▶ _Recorded data_:

┄┄┄┄┄┄

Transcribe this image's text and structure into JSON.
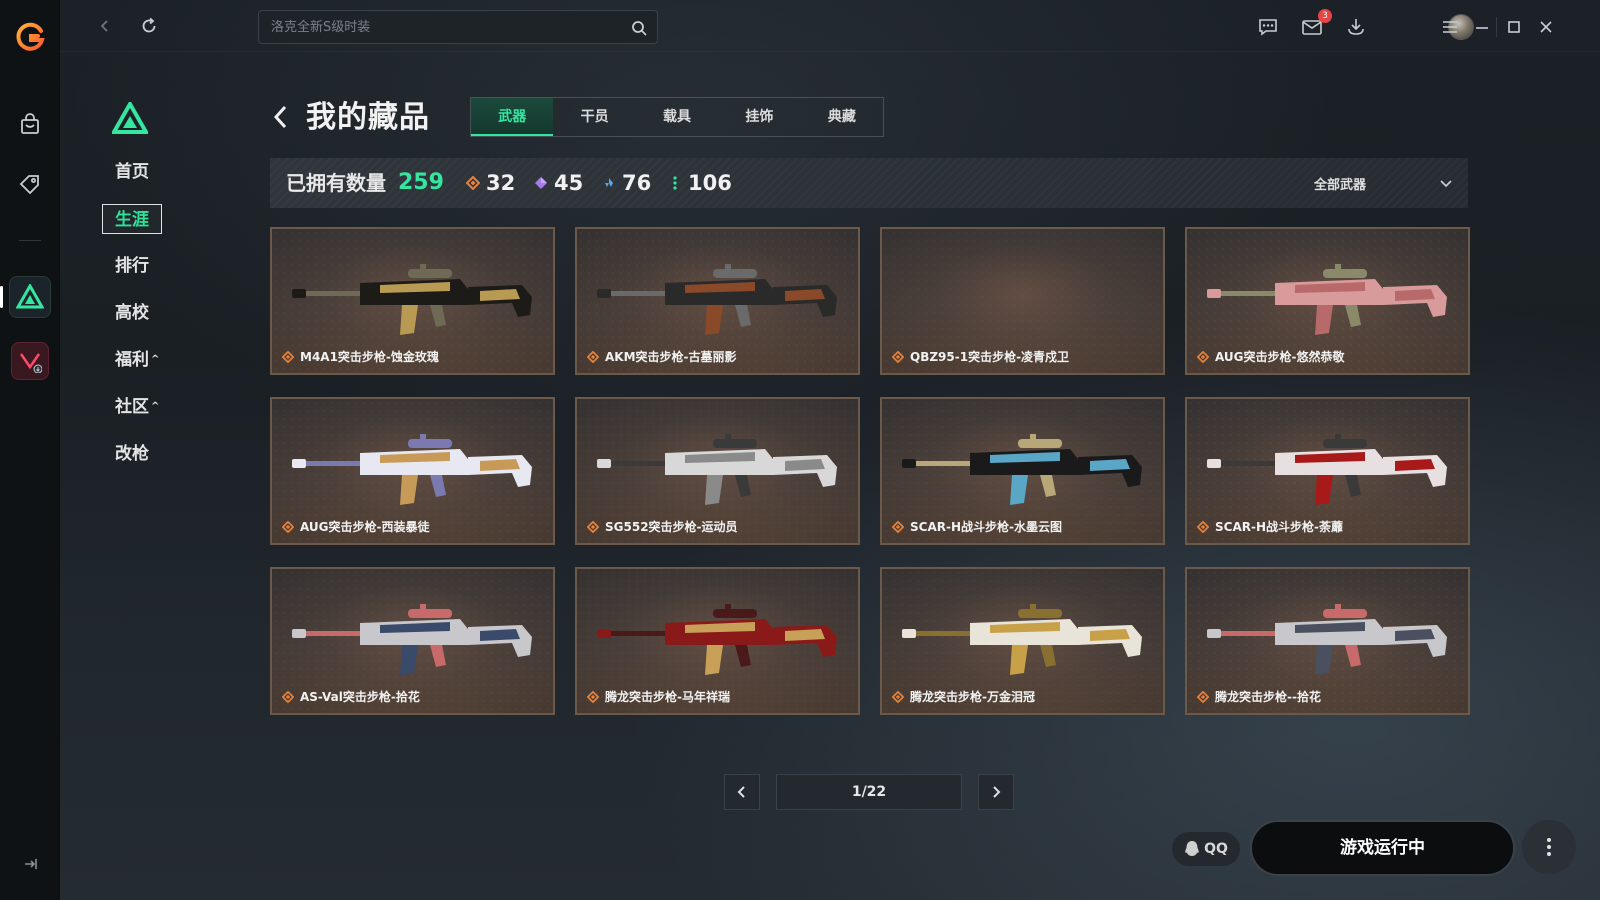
{
  "window": {
    "search_placeholder": "洛克全新S级时装",
    "mail_badge": "3"
  },
  "colors": {
    "accent": "#35e6a0",
    "gold_rarity": "#e8823a",
    "purple_rarity": "#a57be6",
    "blue_rarity": "#5aa6e6",
    "green_rarity": "#35e6a0",
    "card_border": "#6b5a4a"
  },
  "icons": {
    "rail": [
      "app-logo-icon",
      "store-bag-icon",
      "tag-icon",
      "game-triangle-icon",
      "game-valorant-icon",
      "collapse-sidebar-icon"
    ],
    "topbar": [
      "back-arrow-icon",
      "refresh-icon",
      "search-icon",
      "chat-icon",
      "mail-icon",
      "download-icon",
      "menu-icon",
      "minimize-icon",
      "maximize-icon",
      "close-icon"
    ]
  },
  "subnav": {
    "items": [
      {
        "label": "首页",
        "active": false
      },
      {
        "label": "生涯",
        "active": true
      },
      {
        "label": "排行",
        "active": false
      },
      {
        "label": "高校",
        "active": false
      },
      {
        "label": "福利",
        "caret": "^",
        "active": false
      },
      {
        "label": "社区",
        "caret": "^",
        "active": false
      },
      {
        "label": "改枪",
        "active": false
      }
    ]
  },
  "header": {
    "title": "我的藏品",
    "tabs": [
      {
        "label": "武器",
        "active": true
      },
      {
        "label": "干员",
        "active": false
      },
      {
        "label": "载具",
        "active": false
      },
      {
        "label": "挂饰",
        "active": false
      },
      {
        "label": "典藏",
        "active": false
      }
    ]
  },
  "stats": {
    "label": "已拥有数量",
    "total": "259",
    "gold": "32",
    "purple": "45",
    "blue": "76",
    "green": "106",
    "filter": "全部武器"
  },
  "cards": [
    {
      "name": "M4A1突击步枪-蚀金玫瑰",
      "palette": [
        "#1d1b18",
        "#b89a52",
        "#6e6a55"
      ]
    },
    {
      "name": "AKM突击步枪-古墓丽影",
      "palette": [
        "#2a2a2a",
        "#8a4a2a",
        "#6a6a6a"
      ]
    },
    {
      "name": "QBZ95-1突击步枪-凌青戍卫",
      "palette": []
    },
    {
      "name": "AUG突击步枪-悠然恭敬",
      "palette": [
        "#d89a9a",
        "#b86a6a",
        "#8a8a6a"
      ]
    },
    {
      "name": "AUG突击步枪-西装暴徒",
      "palette": [
        "#e8e8f2",
        "#c89a58",
        "#7a7ab0"
      ]
    },
    {
      "name": "SG552突击步枪-运动员",
      "palette": [
        "#d8d8d8",
        "#8a8a8a",
        "#3a3a3a"
      ]
    },
    {
      "name": "SCAR-H战斗步枪-水墨云图",
      "palette": [
        "#1a1a1a",
        "#5aa6c6",
        "#b8a878"
      ]
    },
    {
      "name": "SCAR-H战斗步枪-荼蘼",
      "palette": [
        "#e8e0e0",
        "#a81a1a",
        "#3a3a3a"
      ]
    },
    {
      "name": "AS-Val突击步枪-拾花",
      "palette": [
        "#c8c8cc",
        "#3a4a6a",
        "#c86a6a"
      ]
    },
    {
      "name": "腾龙突击步枪-马年祥瑞",
      "palette": [
        "#8a1a1a",
        "#c8a058",
        "#4a1a1a"
      ]
    },
    {
      "name": "腾龙突击步枪-万金泪冠",
      "palette": [
        "#e8e4da",
        "#c8a048",
        "#8a7030"
      ]
    },
    {
      "name": "腾龙突击步枪--拾花",
      "palette": [
        "#c8c8cc",
        "#4a5060",
        "#c86a6a"
      ]
    }
  ],
  "pager": {
    "text": "1/22"
  },
  "bottom": {
    "qq_label": "QQ",
    "launch_label": "游戏运行中"
  }
}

┄┄┄┄┄┄

▶ _Set task_: Repeat everything in the records precisely. Images are excluded from the copy.

▶ _Task answer_:
Transcribe this image's text and structure into JSON.
{
  "window": {
    "search_placeholder": "洛克全新S级时装",
    "mail_badge": "3"
  },
  "colors": {
    "accent": "#35e6a0",
    "gold_rarity": "#e8823a",
    "purple_rarity": "#a57be6",
    "blue_rarity": "#5aa6e6",
    "green_rarity": "#35e6a0",
    "card_border": "#6b5a4a"
  },
  "icons": {
    "rail": [
      "app-logo-icon",
      "store-bag-icon",
      "tag-icon",
      "game-triangle-icon",
      "game-valorant-icon",
      "collapse-sidebar-icon"
    ],
    "topbar": [
      "back-arrow-icon",
      "refresh-icon",
      "search-icon",
      "chat-icon",
      "mail-icon",
      "download-icon",
      "menu-icon",
      "minimize-icon",
      "maximize-icon",
      "close-icon"
    ]
  },
  "subnav": {
    "items": [
      {
        "label": "首页",
        "active": false
      },
      {
        "label": "生涯",
        "active": true
      },
      {
        "label": "排行",
        "active": false
      },
      {
        "label": "高校",
        "active": false
      },
      {
        "label": "福利",
        "caret": "^",
        "active": false
      },
      {
        "label": "社区",
        "caret": "^",
        "active": false
      },
      {
        "label": "改枪",
        "active": false
      }
    ]
  },
  "header": {
    "title": "我的藏品",
    "tabs": [
      {
        "label": "武器",
        "active": true
      },
      {
        "label": "干员",
        "active": false
      },
      {
        "label": "载具",
        "active": false
      },
      {
        "label": "挂饰",
        "active": false
      },
      {
        "label": "典藏",
        "active": false
      }
    ]
  },
  "stats": {
    "label": "已拥有数量",
    "total": "259",
    "gold": "32",
    "purple": "45",
    "blue": "76",
    "green": "106",
    "filter": "全部武器"
  },
  "cards": [
    {
      "name": "M4A1突击步枪-蚀金玫瑰",
      "palette": [
        "#1d1b18",
        "#b89a52",
        "#6e6a55"
      ]
    },
    {
      "name": "AKM突击步枪-古墓丽影",
      "palette": [
        "#2a2a2a",
        "#8a4a2a",
        "#6a6a6a"
      ]
    },
    {
      "name": "QBZ95-1突击步枪-凌青戍卫",
      "palette": []
    },
    {
      "name": "AUG突击步枪-悠然恭敬",
      "palette": [
        "#d89a9a",
        "#b86a6a",
        "#8a8a6a"
      ]
    },
    {
      "name": "AUG突击步枪-西装暴徒",
      "palette": [
        "#e8e8f2",
        "#c89a58",
        "#7a7ab0"
      ]
    },
    {
      "name": "SG552突击步枪-运动员",
      "palette": [
        "#d8d8d8",
        "#8a8a8a",
        "#3a3a3a"
      ]
    },
    {
      "name": "SCAR-H战斗步枪-水墨云图",
      "palette": [
        "#1a1a1a",
        "#5aa6c6",
        "#b8a878"
      ]
    },
    {
      "name": "SCAR-H战斗步枪-荼蘼",
      "palette": [
        "#e8e0e0",
        "#a81a1a",
        "#3a3a3a"
      ]
    },
    {
      "name": "AS-Val突击步枪-拾花",
      "palette": [
        "#c8c8cc",
        "#3a4a6a",
        "#c86a6a"
      ]
    },
    {
      "name": "腾龙突击步枪-马年祥瑞",
      "palette": [
        "#8a1a1a",
        "#c8a058",
        "#4a1a1a"
      ]
    },
    {
      "name": "腾龙突击步枪-万金泪冠",
      "palette": [
        "#e8e4da",
        "#c8a048",
        "#8a7030"
      ]
    },
    {
      "name": "腾龙突击步枪--拾花",
      "palette": [
        "#c8c8cc",
        "#4a5060",
        "#c86a6a"
      ]
    }
  ],
  "pager": {
    "text": "1/22"
  },
  "bottom": {
    "qq_label": "QQ",
    "launch_label": "游戏运行中"
  }
}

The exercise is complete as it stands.